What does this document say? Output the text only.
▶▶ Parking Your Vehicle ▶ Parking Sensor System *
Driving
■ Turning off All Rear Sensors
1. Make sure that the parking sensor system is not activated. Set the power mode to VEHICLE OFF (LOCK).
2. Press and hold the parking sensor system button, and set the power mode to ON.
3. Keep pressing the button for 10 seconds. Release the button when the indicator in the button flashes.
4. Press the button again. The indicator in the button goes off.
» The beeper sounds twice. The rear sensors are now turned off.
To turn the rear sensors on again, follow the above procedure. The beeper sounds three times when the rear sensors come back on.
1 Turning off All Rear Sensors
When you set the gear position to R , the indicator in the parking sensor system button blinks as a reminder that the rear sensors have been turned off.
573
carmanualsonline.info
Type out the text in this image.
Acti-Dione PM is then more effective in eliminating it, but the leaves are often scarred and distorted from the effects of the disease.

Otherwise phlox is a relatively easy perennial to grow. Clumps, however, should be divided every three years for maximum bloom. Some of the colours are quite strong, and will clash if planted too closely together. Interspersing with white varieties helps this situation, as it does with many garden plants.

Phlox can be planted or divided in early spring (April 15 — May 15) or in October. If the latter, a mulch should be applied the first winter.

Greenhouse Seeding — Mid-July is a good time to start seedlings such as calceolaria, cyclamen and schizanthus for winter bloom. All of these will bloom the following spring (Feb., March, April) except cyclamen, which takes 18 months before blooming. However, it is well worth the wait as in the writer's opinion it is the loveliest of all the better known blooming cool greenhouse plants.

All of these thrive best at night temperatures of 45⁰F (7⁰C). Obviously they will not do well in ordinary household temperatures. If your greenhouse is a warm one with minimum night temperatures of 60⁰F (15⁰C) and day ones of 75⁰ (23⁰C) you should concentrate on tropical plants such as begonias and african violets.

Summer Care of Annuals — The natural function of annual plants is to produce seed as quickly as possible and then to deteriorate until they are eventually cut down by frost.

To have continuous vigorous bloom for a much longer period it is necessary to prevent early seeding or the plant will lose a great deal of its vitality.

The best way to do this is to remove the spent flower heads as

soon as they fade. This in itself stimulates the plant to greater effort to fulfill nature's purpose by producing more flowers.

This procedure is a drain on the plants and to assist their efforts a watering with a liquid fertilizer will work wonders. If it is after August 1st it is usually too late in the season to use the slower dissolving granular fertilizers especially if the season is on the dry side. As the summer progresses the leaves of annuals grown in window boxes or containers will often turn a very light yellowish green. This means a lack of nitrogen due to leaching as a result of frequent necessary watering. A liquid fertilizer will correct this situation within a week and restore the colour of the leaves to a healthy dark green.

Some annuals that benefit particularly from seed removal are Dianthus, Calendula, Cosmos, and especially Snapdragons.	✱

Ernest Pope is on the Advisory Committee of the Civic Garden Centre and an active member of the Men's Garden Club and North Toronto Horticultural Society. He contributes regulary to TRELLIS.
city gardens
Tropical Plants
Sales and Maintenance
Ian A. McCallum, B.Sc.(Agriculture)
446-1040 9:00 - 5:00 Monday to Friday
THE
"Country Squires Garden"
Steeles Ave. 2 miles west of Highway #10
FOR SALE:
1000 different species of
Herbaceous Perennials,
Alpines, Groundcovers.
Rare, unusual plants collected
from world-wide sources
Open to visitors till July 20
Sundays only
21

**Stated exercise**
Write out every entry verbatim.

**Output of the task**
What does this document say? Output the text only.
▶▶ Parking Your Vehicle ▶ Parking Sensor System *
Driving
■ Turning off All Rear Sensors
1. Make sure that the parking sensor system is not activated. Set the power mode to VEHICLE OFF (LOCK).
2. Press and hold the parking sensor system button, and set the power mode to ON.
3. Keep pressing the button for 10 seconds. Release the button when the indicator in the button flashes.
4. Press the button again. The indicator in the button goes off.
» The beeper sounds twice. The rear sensors are now turned off.
To turn the rear sensors on again, follow the above procedure. The beeper sounds three times when the rear sensors come back on.
1 Turning off All Rear Sensors
When you set the gear position to R , the indicator in the parking sensor system button blinks as a reminder that the rear sensors have been turned off.
573
carmanualsonline.info
Type out the text in this image.
Acti-Dione PM is then more effective in eliminating it, but the leaves are often scarred and distorted from the effects of the disease.

Otherwise phlox is a relatively easy perennial to grow. Clumps, however, should be divided every three years for maximum bloom. Some of the colours are quite strong, and will clash if planted too closely together. Interspersing with white varieties helps this situation, as it does with many garden plants.

Phlox can be planted or divided in early spring (April 15 — May 15) or in October. If the latter, a mulch should be applied the first winter.

Greenhouse Seeding — Mid-July is a good time to start seedlings such as calceolaria, cyclamen and schizanthus for winter bloom. All of these will bloom the following spring (Feb., March, April) except cyclamen, which takes 18 months before blooming. However, it is well worth the wait as in the writer's opinion it is the loveliest of all the better known blooming cool greenhouse plants.

All of these thrive best at night temperatures of 45⁰F (7⁰C). Obviously they will not do well in ordinary household temperatures. If your greenhouse is a warm one with minimum night temperatures of 60⁰F (15⁰C) and day ones of 75⁰ (23⁰C) you should concentrate on tropical plants such as begonias and african violets.

Summer Care of Annuals — The natural function of annual plants is to produce seed as quickly as possible and then to deteriorate until they are eventually cut down by frost.

To have continuous vigorous bloom for a much longer period it is necessary to prevent early seeding or the plant will lose a great deal of its vitality.

The best way to do this is to remove the spent flower heads as

soon as they fade. This in itself stimulates the plant to greater effort to fulfill nature's purpose by producing more flowers.

This procedure is a drain on the plants and to assist their efforts a watering with a liquid fertilizer will work wonders. If it is after August 1st it is usually too late in the season to use the slower dissolving granular fertilizers especially if the season is on the dry side. As the summer progresses the leaves of annuals grown in window boxes or containers will often turn a very light yellowish green. This means a lack of nitrogen due to leaching as a result of frequent necessary watering. A liquid fertilizer will correct this situation within a week and restore the colour of the leaves to a healthy dark green.

Some annuals that benefit particularly from seed removal are Dianthus, Calendula, Cosmos, and especially Snapdragons.	✱

Ernest Pope is on the Advisory Committee of the Civic Garden Centre and an active member of the Men's Garden Club and North Toronto Horticultural Society. He contributes regulary to TRELLIS.
city gardens
Tropical Plants
Sales and Maintenance
Ian A. McCallum, B.Sc.(Agriculture)
446-1040 9:00 - 5:00 Monday to Friday
THE
"Country Squires Garden"
Steeles Ave. 2 miles west of Highway #10
FOR SALE:
1000 different species of
Herbaceous Perennials,
Alpines, Groundcovers.
Rare, unusual plants collected
from world-wide sources
Open to visitors till July 20
Sundays only
21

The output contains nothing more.